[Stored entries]
════════════════

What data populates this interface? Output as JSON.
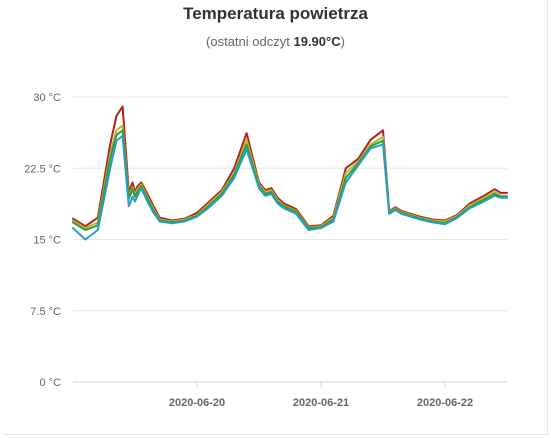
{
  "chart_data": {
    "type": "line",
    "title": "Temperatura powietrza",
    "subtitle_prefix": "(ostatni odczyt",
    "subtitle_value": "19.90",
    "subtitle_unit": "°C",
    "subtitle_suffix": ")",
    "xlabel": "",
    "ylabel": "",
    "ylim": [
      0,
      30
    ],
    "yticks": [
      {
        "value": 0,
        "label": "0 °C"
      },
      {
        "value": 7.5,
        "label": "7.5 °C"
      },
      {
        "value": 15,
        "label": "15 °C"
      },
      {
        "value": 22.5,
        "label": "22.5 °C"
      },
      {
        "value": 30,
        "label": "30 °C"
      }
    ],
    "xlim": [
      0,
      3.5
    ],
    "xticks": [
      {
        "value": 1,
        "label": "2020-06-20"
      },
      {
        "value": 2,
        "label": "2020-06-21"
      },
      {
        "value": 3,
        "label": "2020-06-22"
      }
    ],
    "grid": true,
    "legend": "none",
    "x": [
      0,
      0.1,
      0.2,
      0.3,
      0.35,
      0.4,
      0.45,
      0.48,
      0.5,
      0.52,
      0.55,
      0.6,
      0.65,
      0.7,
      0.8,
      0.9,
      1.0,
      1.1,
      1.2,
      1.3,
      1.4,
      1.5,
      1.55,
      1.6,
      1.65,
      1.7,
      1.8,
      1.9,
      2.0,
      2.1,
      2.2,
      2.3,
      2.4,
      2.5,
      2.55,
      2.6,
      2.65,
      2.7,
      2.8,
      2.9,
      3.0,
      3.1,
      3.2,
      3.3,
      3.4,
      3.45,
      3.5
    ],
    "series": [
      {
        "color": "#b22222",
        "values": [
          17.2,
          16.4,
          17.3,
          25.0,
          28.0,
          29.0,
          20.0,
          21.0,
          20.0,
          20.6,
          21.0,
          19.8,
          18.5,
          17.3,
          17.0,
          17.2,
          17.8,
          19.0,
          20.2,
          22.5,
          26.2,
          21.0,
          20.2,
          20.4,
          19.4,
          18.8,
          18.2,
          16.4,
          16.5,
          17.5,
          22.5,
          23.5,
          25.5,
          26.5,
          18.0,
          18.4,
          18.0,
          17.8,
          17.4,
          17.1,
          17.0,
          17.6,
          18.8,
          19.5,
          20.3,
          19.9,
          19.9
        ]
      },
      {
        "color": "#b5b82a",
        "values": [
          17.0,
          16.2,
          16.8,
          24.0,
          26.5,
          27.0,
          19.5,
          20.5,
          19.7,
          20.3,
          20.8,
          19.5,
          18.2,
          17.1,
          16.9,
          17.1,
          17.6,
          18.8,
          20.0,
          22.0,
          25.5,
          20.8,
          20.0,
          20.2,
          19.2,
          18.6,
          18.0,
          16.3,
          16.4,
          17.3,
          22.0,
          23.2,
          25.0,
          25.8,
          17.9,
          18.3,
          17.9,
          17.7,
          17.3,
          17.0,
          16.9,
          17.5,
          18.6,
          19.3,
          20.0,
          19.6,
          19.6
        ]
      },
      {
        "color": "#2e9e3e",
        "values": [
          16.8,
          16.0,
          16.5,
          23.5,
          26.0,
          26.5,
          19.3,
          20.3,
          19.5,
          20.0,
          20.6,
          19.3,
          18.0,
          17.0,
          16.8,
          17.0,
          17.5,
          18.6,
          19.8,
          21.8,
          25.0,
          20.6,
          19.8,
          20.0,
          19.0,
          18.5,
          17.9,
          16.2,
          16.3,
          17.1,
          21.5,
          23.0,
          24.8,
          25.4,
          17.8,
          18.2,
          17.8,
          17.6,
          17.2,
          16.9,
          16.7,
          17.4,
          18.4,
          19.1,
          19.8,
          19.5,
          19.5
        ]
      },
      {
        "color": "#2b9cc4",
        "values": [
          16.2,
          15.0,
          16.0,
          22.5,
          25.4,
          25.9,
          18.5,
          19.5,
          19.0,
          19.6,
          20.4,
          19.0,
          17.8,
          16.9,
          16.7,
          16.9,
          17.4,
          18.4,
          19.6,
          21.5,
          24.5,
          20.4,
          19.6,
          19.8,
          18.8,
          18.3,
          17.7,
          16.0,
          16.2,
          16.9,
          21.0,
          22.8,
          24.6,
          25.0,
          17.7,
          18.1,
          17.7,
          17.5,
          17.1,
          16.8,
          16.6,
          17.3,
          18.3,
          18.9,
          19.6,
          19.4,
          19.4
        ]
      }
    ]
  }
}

════════════════

**Written task:** Report the number of lines that contain "color", with no other words.

**Task result:** 4